Problem requirements: Lift out each line of the data that holds "word".

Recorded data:
-- -- --
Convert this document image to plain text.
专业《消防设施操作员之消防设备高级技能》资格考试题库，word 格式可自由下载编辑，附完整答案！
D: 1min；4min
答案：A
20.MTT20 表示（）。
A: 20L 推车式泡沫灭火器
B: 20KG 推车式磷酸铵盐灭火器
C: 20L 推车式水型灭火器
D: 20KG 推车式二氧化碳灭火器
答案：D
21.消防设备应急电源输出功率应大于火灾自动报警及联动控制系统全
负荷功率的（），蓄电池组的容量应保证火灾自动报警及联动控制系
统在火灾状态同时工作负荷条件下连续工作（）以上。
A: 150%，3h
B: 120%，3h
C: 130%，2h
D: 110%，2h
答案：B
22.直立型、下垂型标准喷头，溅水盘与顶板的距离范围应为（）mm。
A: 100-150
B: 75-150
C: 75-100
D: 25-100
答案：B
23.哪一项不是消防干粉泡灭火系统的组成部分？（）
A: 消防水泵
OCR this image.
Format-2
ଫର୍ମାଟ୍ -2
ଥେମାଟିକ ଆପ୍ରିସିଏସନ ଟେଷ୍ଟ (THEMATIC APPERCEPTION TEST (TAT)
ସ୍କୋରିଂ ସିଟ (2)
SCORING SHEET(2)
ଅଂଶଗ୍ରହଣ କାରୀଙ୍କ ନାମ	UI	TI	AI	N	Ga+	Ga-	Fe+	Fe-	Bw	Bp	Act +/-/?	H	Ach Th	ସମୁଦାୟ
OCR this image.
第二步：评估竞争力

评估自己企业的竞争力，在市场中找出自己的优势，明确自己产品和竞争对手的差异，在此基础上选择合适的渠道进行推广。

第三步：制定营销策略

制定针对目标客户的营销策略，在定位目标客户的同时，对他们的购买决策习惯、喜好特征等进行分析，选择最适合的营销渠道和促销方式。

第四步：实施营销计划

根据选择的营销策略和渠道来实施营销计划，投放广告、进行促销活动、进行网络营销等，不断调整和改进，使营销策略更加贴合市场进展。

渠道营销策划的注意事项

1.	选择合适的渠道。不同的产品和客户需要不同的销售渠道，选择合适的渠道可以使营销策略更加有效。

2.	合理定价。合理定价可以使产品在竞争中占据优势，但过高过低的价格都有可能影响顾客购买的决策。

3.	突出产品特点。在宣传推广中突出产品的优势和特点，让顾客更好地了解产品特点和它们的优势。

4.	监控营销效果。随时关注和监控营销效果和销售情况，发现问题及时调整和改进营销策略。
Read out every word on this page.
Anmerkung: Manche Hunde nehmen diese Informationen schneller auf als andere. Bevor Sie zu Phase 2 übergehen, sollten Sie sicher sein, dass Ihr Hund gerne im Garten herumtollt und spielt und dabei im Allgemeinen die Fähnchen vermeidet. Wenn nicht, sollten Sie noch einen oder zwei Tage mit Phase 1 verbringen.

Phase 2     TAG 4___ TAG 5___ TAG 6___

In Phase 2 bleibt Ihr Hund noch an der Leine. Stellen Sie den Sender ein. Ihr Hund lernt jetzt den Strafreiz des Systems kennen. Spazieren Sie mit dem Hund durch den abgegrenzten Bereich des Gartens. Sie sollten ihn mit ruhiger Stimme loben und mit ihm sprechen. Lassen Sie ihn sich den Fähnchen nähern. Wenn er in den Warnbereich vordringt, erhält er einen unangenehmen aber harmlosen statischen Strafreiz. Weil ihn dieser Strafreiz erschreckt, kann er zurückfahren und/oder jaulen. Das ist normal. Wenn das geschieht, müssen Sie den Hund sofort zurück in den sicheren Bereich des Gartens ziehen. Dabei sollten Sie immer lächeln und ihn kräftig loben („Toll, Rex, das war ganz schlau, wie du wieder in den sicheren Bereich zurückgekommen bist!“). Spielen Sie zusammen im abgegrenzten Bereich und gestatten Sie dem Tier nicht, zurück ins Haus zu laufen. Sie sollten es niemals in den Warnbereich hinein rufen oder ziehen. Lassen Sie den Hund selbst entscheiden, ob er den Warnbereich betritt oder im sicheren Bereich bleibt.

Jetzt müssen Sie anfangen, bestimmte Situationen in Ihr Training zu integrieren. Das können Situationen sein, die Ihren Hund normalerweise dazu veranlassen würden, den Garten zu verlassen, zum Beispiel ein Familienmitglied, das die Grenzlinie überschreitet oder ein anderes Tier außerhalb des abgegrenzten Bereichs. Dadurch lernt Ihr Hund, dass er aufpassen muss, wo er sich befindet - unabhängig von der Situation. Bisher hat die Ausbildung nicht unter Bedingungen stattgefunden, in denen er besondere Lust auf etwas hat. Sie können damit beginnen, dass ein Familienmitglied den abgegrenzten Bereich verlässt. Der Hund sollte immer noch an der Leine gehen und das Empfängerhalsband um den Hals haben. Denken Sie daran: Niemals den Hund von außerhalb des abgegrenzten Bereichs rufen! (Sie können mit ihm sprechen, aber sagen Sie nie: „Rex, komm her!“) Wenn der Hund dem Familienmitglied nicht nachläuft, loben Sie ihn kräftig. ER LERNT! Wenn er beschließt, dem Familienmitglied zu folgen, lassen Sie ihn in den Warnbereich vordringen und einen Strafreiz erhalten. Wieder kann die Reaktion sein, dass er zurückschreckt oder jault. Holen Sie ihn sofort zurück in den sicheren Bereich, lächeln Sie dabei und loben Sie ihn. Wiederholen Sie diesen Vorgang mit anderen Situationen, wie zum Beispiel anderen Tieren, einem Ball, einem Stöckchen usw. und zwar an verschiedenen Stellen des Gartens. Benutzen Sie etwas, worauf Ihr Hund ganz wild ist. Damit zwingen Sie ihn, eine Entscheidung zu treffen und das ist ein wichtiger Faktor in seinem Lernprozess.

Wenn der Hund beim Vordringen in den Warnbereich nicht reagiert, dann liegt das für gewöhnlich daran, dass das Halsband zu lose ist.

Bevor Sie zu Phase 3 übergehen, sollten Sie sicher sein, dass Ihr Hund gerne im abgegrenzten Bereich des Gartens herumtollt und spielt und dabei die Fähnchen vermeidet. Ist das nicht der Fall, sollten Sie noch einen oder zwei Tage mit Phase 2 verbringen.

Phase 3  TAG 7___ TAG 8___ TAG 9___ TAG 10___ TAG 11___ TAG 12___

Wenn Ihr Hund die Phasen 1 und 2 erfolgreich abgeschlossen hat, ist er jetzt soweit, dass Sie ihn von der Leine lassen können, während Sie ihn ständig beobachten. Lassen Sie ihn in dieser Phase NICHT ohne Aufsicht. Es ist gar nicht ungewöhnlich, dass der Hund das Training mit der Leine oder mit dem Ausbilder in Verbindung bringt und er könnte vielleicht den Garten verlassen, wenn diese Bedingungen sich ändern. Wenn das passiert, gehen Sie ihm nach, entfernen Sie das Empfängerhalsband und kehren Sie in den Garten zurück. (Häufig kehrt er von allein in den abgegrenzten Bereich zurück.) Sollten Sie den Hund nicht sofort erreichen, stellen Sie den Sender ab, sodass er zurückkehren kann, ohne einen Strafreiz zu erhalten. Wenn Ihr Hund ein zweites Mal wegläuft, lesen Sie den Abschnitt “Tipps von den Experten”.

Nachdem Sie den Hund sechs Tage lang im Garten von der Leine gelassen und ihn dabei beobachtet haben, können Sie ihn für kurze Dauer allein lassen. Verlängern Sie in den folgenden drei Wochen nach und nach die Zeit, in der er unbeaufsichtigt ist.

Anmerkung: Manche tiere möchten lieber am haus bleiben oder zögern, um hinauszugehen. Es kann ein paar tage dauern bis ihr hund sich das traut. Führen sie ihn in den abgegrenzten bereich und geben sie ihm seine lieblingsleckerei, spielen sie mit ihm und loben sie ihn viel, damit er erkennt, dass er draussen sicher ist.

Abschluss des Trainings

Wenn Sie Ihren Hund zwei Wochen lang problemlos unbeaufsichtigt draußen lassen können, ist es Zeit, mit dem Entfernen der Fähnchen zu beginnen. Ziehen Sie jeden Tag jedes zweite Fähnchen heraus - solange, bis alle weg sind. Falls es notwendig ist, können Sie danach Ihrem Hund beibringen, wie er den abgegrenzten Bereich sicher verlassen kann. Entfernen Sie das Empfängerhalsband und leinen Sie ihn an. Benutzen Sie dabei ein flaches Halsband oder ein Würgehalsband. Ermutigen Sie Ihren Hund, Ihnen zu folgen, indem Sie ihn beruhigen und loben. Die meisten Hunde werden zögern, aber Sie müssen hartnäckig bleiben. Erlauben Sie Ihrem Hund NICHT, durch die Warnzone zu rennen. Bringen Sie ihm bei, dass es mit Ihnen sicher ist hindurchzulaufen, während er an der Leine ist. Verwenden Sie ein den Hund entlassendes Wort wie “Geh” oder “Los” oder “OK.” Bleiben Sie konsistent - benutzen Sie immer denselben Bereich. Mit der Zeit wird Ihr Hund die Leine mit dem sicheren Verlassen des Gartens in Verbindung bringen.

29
-- -- --
Reply to the exercise:
专业《消防设施操作员之消防设备高级技能》资格考试题库，word 格式可自由下载编辑，附完整答案！
Read out every word on this page.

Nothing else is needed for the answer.